### What to work on:
Collect from the data below each line with "Ions".

::: Record excerpts :::

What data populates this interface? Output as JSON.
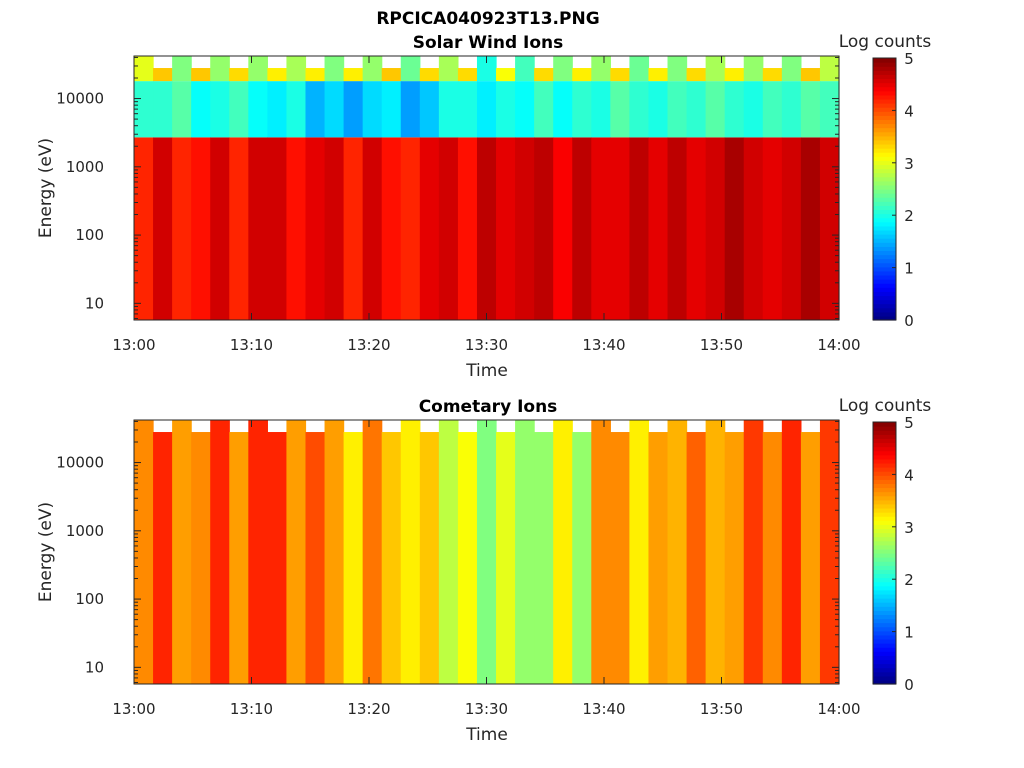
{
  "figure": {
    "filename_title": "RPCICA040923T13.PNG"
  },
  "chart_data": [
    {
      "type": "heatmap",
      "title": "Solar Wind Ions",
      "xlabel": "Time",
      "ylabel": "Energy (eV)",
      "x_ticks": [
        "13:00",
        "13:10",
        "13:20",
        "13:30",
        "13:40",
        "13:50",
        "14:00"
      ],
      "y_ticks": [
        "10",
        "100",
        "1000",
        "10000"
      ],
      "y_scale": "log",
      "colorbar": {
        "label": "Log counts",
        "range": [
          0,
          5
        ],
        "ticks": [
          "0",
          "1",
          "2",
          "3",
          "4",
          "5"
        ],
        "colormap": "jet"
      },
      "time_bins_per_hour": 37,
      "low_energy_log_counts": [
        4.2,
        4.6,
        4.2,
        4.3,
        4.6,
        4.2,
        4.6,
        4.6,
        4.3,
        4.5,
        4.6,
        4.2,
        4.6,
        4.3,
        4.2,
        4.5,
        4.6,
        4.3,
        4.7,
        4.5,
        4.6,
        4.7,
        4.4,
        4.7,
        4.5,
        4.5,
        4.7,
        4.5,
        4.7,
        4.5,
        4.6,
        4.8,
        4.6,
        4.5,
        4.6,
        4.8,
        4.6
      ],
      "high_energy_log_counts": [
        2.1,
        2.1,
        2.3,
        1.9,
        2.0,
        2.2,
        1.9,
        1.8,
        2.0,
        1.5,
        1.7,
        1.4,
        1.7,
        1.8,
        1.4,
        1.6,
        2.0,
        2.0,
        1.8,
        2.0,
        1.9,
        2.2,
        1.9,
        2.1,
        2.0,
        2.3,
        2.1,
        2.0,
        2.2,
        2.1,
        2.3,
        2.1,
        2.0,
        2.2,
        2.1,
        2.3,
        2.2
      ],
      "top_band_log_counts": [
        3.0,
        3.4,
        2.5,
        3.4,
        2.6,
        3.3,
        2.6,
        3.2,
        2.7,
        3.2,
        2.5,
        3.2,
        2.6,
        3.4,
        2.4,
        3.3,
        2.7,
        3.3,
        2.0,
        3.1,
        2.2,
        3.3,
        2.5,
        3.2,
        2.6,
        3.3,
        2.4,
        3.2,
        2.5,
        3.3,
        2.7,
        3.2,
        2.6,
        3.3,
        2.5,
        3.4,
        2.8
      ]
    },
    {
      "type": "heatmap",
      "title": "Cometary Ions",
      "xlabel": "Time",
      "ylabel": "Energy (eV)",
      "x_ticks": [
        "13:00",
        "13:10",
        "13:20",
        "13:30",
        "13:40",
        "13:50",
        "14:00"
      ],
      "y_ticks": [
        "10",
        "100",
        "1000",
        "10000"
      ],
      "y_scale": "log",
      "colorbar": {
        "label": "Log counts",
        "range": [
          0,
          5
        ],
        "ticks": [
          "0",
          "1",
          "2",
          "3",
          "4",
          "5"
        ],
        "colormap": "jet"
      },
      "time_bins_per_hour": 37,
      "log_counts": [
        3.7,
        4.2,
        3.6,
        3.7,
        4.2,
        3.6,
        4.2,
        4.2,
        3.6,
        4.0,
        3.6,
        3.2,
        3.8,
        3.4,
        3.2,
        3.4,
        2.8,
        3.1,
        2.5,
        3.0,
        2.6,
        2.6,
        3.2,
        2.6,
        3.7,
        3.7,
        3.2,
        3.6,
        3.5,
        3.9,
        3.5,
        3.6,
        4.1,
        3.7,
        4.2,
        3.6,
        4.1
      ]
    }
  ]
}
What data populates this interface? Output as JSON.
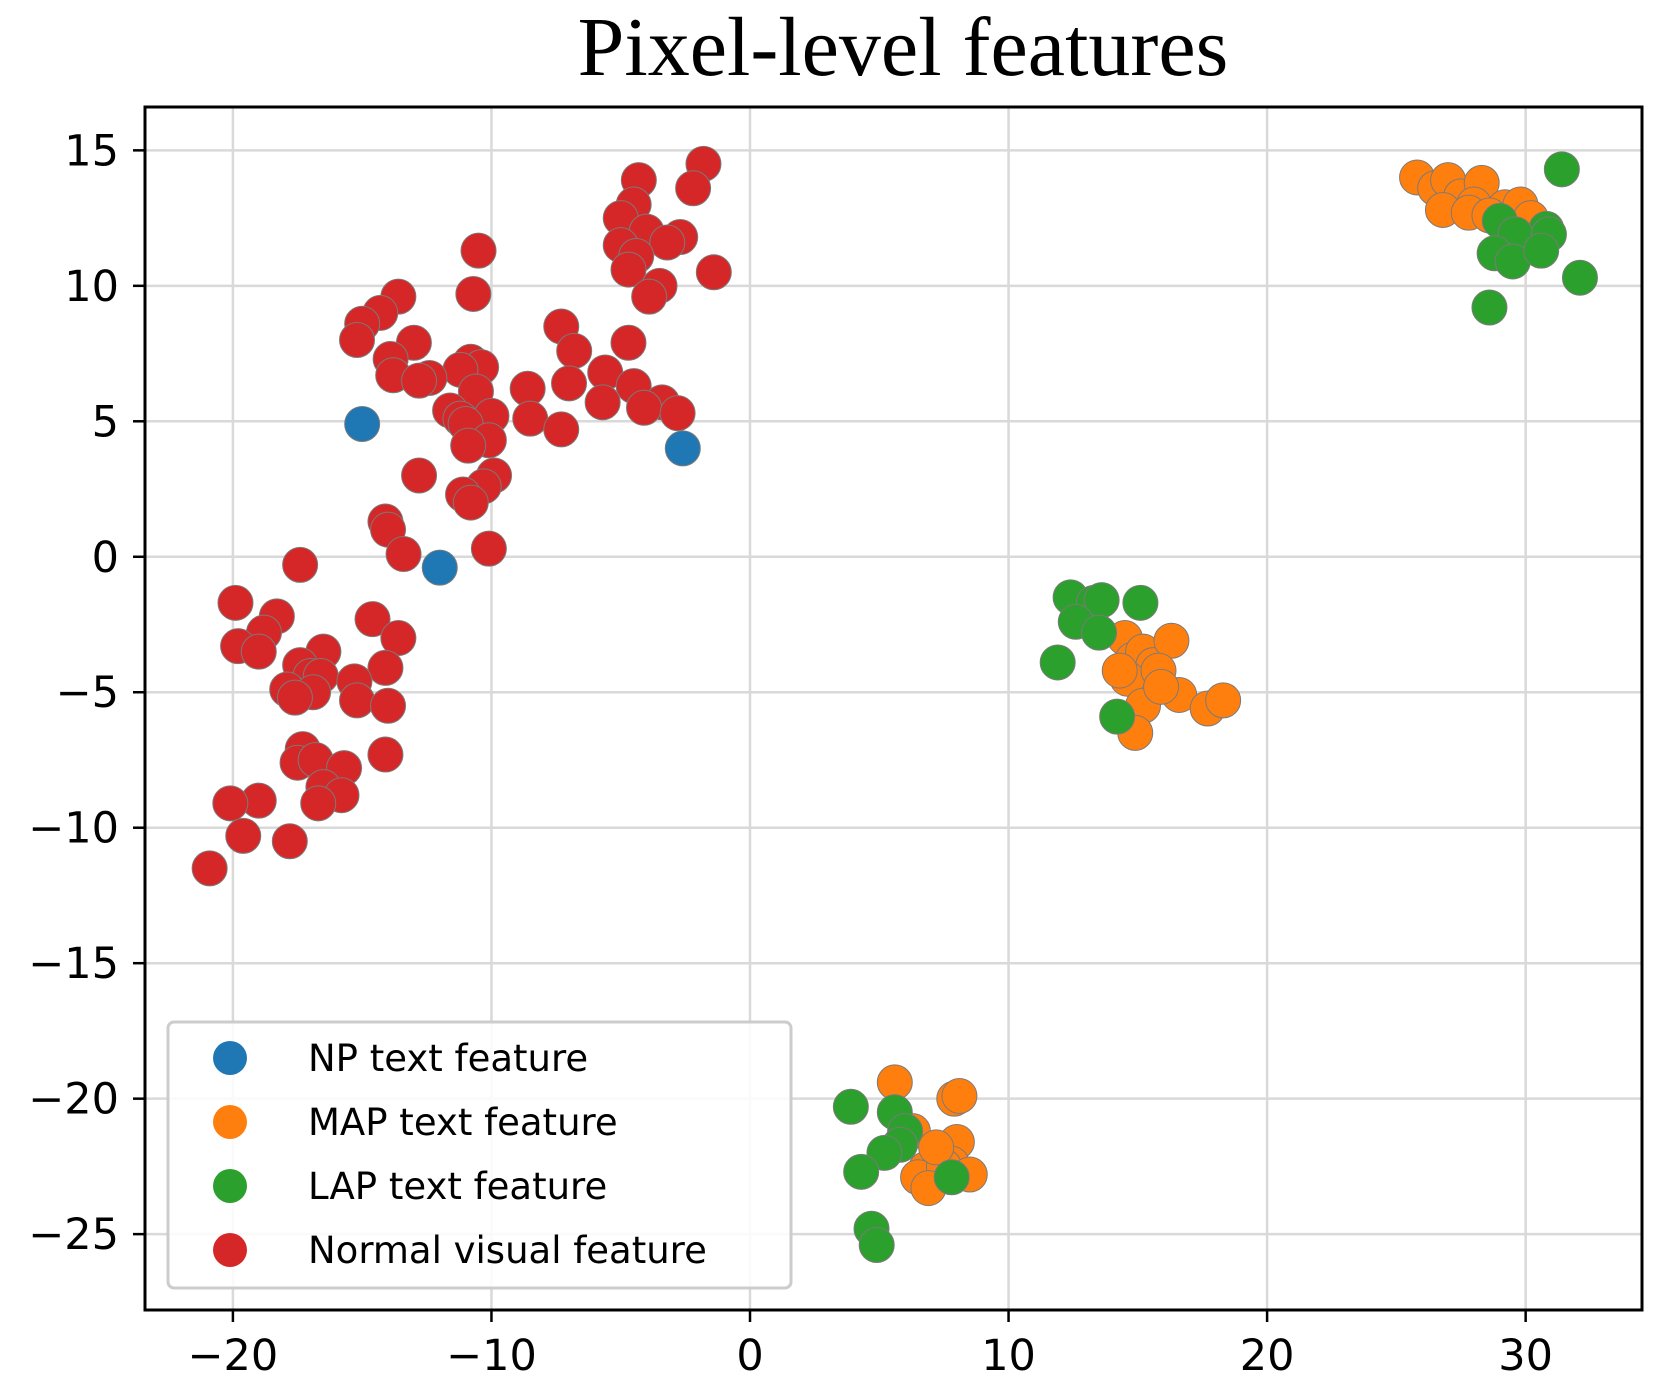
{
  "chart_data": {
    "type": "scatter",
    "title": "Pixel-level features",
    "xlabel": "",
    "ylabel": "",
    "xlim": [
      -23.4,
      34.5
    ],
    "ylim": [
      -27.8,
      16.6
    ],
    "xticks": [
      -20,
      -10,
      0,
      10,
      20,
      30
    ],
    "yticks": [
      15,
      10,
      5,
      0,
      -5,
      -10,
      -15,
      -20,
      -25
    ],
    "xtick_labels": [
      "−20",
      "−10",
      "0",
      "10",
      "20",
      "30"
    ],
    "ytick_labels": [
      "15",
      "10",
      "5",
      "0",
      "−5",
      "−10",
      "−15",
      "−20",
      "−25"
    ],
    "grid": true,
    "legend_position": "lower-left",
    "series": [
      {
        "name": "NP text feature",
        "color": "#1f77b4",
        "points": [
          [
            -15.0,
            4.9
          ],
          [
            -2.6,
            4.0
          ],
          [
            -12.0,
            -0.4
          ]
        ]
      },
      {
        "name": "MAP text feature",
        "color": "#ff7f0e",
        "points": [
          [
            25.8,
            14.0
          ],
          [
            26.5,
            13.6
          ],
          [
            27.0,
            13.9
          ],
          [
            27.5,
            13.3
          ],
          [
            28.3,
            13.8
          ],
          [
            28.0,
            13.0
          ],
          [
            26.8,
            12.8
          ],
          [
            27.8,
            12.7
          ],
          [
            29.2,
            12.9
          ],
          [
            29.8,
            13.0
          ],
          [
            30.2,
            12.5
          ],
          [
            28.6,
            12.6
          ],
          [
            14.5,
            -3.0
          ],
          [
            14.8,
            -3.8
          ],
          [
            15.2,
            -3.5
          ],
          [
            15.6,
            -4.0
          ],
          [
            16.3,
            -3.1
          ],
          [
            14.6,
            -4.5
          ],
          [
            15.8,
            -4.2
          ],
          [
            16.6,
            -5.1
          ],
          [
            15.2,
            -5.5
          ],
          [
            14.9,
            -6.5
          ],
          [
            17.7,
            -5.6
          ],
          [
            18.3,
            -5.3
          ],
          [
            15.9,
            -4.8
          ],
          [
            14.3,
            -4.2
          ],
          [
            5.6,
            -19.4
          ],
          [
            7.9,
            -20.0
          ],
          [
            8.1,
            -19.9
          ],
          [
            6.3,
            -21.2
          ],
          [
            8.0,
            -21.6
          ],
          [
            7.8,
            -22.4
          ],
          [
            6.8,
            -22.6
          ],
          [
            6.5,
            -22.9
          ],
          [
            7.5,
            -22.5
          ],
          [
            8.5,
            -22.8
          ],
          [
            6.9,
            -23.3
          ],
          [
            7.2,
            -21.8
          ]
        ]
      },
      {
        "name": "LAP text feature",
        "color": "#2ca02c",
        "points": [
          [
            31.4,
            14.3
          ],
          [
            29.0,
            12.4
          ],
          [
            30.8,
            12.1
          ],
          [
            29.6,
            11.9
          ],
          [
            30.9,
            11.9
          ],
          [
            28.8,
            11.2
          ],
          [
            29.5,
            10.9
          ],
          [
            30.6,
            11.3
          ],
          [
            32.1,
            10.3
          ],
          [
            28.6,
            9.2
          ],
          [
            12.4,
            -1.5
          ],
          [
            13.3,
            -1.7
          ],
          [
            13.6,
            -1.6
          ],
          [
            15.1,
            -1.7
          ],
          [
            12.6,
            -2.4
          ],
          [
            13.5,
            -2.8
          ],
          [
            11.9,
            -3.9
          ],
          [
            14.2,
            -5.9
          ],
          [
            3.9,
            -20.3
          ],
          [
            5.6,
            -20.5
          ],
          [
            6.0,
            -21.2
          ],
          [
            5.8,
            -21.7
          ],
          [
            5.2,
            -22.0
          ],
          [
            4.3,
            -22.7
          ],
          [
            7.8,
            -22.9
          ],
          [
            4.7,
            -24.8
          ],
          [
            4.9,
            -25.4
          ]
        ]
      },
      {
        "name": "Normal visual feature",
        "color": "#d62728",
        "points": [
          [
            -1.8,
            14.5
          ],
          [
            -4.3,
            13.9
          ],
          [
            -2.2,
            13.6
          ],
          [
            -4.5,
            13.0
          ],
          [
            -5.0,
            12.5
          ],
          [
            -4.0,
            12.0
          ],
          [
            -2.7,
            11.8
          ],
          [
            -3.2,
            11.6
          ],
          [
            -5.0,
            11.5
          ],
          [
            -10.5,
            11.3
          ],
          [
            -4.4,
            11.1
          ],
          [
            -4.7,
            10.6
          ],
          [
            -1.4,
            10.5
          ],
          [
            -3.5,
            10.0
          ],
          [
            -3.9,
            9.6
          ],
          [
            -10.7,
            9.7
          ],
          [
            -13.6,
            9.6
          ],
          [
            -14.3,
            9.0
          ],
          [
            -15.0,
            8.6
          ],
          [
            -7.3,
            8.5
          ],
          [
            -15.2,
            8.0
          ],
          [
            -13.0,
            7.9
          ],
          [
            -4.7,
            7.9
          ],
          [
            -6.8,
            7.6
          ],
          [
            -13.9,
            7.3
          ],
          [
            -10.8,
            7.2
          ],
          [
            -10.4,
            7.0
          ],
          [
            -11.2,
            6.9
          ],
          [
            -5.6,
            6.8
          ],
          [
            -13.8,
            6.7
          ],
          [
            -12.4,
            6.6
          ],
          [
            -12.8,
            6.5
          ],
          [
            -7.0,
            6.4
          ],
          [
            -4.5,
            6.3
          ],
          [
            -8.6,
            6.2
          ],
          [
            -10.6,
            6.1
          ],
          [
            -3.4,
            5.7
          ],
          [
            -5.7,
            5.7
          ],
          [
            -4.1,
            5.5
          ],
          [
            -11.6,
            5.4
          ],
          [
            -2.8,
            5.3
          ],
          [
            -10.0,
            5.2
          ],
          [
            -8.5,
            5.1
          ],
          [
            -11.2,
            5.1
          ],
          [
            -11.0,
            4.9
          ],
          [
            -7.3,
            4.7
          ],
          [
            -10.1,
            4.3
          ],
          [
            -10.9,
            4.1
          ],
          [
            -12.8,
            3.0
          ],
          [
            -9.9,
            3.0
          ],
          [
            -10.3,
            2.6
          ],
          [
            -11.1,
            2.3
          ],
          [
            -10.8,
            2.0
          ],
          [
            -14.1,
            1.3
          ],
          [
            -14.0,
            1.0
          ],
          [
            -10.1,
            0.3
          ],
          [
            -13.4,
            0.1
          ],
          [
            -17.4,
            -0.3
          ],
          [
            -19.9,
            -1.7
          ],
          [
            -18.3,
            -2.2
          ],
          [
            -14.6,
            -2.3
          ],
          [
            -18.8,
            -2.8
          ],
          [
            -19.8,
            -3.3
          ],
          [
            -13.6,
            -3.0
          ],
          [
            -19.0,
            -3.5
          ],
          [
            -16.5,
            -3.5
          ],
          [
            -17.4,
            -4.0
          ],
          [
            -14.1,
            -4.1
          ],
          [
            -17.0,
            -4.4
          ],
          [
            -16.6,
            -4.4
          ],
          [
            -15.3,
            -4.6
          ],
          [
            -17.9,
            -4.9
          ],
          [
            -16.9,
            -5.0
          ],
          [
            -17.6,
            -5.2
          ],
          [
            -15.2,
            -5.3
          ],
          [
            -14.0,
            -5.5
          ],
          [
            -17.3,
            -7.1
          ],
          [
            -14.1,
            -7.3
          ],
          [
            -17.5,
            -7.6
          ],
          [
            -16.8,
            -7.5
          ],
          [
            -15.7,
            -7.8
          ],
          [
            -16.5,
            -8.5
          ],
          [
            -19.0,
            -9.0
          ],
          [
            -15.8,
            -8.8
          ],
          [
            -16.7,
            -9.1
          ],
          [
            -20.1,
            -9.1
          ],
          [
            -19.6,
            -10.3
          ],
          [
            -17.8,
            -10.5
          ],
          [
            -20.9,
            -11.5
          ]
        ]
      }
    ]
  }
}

:::

### Response for this exercise:
      "title": "Solar Wind Ions",
      "title": "Cometary Ions",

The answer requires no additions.